__THE RECORDS__
——
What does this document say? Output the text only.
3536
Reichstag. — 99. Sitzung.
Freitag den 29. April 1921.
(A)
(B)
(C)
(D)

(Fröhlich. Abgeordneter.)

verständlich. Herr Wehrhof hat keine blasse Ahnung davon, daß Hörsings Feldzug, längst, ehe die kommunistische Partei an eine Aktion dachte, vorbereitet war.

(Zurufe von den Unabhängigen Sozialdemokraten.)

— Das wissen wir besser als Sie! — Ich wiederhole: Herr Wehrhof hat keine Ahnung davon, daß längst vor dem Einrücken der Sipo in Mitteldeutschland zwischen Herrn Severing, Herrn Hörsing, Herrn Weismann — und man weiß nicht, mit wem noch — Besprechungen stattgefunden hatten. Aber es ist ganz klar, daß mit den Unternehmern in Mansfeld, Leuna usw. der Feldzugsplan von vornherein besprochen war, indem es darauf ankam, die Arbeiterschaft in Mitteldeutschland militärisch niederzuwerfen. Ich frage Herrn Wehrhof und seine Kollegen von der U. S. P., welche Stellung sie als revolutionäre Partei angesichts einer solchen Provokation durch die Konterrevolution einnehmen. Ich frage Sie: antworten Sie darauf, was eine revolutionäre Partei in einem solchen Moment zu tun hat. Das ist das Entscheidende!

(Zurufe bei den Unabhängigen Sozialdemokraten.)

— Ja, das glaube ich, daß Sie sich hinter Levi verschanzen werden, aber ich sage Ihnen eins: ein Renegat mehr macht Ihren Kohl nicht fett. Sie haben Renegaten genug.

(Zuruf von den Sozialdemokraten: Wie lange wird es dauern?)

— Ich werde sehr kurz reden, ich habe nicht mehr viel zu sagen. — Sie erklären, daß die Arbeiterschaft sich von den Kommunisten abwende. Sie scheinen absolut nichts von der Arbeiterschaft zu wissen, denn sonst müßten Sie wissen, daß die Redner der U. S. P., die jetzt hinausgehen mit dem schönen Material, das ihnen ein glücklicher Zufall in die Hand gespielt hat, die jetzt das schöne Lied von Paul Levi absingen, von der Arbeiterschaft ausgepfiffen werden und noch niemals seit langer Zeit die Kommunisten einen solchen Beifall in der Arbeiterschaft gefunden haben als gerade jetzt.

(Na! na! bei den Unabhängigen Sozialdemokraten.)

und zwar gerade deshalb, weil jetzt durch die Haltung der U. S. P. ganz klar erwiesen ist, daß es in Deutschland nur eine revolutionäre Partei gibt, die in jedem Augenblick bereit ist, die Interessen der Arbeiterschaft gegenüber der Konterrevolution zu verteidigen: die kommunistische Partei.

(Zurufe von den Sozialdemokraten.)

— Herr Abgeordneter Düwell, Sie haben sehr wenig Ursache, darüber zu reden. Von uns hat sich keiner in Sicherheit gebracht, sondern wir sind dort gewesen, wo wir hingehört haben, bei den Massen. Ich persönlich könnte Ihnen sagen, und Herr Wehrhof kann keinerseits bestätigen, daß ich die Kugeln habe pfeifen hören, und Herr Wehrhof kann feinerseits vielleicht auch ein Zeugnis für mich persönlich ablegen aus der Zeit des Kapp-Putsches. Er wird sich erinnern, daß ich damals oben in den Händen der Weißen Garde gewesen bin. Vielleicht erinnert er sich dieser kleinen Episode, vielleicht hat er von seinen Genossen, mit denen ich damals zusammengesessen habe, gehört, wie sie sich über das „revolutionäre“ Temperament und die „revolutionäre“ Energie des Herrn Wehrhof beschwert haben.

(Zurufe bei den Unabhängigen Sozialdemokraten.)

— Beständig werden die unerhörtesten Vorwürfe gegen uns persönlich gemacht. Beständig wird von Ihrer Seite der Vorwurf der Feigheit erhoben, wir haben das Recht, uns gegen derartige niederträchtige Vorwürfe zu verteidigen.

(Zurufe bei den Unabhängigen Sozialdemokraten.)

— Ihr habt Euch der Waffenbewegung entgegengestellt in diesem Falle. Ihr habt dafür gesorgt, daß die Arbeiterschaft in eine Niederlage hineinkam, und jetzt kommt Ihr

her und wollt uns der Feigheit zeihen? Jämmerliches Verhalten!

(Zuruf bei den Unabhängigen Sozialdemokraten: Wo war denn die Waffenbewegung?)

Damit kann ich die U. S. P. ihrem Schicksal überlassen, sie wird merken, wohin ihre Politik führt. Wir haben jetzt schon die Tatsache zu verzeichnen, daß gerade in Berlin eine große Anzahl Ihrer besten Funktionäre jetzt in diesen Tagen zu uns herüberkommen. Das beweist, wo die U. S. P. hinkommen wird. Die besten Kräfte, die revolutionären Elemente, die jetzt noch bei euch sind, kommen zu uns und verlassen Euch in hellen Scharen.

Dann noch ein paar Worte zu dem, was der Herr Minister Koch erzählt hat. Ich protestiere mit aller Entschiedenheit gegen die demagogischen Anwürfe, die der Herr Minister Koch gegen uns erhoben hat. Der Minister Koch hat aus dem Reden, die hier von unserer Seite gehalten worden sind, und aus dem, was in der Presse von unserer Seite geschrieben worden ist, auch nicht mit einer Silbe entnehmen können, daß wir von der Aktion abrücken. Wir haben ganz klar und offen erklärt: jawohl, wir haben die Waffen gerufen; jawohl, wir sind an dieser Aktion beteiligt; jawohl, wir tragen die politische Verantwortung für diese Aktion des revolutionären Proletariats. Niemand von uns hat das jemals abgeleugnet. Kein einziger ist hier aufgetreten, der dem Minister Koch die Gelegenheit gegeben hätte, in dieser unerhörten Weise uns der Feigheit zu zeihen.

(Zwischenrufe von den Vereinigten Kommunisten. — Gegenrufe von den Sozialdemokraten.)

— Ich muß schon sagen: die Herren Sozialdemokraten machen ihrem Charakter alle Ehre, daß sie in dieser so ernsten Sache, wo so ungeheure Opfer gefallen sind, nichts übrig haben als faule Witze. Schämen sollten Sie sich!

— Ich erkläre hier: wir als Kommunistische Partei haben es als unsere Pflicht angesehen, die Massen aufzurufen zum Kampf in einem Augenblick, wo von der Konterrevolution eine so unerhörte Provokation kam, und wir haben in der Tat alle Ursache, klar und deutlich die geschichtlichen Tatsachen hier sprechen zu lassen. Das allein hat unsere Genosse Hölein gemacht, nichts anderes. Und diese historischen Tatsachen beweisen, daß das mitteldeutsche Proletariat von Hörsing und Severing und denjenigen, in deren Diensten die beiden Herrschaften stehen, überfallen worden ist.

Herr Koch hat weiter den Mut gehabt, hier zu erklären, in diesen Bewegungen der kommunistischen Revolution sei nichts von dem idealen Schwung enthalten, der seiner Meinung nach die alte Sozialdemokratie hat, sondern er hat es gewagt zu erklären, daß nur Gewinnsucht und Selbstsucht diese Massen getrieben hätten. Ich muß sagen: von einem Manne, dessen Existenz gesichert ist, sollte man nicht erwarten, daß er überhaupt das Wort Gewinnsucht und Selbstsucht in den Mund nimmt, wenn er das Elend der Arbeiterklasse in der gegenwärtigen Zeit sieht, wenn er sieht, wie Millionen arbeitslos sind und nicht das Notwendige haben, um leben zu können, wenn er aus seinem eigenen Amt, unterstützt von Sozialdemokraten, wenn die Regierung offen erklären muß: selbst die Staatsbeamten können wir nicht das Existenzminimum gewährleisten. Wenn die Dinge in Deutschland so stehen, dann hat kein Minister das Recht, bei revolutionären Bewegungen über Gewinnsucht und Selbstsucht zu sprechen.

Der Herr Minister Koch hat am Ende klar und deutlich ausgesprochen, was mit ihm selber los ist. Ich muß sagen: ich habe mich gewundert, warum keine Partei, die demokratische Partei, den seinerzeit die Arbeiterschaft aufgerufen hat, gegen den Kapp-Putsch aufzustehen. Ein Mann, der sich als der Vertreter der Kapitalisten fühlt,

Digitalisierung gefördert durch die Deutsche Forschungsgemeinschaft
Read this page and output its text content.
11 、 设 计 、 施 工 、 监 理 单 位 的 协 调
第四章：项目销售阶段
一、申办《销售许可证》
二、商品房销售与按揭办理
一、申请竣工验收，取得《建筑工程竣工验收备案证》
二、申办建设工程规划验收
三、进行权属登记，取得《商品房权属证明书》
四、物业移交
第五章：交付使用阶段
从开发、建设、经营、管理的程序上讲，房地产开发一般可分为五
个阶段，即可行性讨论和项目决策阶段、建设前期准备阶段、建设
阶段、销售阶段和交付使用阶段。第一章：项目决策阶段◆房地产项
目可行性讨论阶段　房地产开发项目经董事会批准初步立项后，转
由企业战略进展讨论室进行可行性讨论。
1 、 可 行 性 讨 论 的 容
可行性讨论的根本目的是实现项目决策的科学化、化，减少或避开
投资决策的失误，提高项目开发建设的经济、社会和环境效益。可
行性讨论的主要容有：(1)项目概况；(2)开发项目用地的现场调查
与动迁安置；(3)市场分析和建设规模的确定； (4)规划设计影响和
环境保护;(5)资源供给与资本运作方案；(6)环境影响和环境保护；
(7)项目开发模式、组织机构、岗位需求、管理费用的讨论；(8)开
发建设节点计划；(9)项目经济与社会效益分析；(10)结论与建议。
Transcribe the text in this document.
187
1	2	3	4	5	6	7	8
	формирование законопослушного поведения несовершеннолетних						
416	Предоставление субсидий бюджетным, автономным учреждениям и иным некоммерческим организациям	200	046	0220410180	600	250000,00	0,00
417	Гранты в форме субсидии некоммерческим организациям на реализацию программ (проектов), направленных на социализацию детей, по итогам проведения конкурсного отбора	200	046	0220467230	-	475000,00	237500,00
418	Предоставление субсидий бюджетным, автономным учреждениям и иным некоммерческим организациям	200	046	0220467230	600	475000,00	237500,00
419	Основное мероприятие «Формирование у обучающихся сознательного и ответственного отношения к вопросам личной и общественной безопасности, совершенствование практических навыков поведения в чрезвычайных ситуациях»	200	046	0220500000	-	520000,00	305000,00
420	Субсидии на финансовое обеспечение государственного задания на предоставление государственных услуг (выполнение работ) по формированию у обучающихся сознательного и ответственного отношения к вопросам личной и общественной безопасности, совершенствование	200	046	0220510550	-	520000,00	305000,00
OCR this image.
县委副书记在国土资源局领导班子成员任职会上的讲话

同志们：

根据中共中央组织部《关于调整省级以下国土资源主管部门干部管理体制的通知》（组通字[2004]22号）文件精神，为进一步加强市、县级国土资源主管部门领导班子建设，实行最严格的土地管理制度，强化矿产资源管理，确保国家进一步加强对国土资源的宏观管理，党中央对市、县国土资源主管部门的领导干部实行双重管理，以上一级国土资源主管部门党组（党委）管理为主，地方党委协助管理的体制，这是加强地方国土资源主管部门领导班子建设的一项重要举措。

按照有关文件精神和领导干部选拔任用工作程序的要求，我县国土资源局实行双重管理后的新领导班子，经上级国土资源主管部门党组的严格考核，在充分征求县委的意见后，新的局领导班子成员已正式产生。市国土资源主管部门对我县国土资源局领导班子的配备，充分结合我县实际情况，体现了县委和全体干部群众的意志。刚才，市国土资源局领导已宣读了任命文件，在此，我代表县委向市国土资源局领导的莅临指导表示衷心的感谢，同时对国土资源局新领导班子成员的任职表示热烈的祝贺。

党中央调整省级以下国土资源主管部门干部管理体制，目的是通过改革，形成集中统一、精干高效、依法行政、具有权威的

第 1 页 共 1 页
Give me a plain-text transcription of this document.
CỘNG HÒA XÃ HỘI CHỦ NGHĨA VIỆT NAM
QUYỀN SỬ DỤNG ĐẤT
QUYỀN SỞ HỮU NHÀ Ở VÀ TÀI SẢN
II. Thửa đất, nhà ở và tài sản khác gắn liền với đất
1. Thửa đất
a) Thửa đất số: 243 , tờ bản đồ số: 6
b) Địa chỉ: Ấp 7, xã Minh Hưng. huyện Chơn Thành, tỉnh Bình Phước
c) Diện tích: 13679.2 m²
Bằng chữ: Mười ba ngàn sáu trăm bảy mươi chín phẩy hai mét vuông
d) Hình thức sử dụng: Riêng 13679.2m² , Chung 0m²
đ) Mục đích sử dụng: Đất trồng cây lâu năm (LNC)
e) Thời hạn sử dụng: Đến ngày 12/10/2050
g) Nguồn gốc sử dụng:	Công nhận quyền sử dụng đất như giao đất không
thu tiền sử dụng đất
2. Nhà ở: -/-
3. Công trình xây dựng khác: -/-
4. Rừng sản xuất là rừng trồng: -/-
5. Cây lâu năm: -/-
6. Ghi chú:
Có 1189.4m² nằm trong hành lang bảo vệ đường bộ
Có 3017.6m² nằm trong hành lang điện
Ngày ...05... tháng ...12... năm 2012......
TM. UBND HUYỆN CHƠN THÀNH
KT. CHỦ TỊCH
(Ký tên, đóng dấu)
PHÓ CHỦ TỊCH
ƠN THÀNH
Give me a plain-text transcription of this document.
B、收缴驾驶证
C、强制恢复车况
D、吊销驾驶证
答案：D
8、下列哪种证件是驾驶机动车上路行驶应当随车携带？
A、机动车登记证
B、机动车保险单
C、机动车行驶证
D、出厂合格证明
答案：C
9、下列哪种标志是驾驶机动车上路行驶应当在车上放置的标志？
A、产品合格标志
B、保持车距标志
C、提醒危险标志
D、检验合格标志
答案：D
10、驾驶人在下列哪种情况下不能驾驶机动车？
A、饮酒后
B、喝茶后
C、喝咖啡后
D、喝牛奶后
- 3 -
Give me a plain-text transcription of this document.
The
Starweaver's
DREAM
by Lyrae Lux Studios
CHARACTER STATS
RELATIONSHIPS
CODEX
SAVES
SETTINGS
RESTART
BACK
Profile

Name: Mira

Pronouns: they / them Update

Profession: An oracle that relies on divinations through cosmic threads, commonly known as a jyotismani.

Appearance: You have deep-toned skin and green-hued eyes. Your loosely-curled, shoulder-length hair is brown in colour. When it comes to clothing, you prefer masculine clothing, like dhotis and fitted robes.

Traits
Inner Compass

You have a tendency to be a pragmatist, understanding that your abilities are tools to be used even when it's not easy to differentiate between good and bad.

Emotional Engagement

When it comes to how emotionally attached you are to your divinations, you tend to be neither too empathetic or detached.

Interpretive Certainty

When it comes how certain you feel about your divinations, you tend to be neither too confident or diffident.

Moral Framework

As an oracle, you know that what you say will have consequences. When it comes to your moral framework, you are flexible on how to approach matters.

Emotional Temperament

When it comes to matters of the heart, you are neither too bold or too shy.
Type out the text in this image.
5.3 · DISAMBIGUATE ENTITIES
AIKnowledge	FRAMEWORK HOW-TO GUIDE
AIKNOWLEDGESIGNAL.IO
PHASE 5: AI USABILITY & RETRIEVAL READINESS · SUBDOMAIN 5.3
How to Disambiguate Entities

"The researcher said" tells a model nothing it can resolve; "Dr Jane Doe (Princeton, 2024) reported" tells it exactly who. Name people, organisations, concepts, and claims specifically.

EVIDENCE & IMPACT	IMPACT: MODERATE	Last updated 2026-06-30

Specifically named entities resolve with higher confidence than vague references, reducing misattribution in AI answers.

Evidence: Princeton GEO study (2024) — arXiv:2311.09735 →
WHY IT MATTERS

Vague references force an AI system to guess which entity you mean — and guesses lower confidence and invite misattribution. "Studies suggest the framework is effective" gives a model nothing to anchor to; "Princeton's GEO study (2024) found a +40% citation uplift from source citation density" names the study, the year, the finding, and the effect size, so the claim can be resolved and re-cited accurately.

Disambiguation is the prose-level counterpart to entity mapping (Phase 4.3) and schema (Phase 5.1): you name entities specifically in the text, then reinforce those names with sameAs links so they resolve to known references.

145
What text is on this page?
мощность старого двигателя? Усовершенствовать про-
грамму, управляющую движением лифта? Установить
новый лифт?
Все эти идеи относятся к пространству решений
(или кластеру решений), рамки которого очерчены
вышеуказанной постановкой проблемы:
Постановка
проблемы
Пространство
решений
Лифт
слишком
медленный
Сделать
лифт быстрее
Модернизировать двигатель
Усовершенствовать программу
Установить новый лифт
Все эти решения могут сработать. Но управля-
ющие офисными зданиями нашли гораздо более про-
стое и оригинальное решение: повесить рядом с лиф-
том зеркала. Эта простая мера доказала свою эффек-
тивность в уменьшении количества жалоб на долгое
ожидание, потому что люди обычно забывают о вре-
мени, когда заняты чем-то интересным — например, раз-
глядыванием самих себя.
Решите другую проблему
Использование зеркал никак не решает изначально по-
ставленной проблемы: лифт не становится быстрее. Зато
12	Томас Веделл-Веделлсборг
——
__PROBLEM DESCRIPTION__
Among the lines above, how many contain the string "image"? State the number alone.

__EXERCISE OUTPUT__
2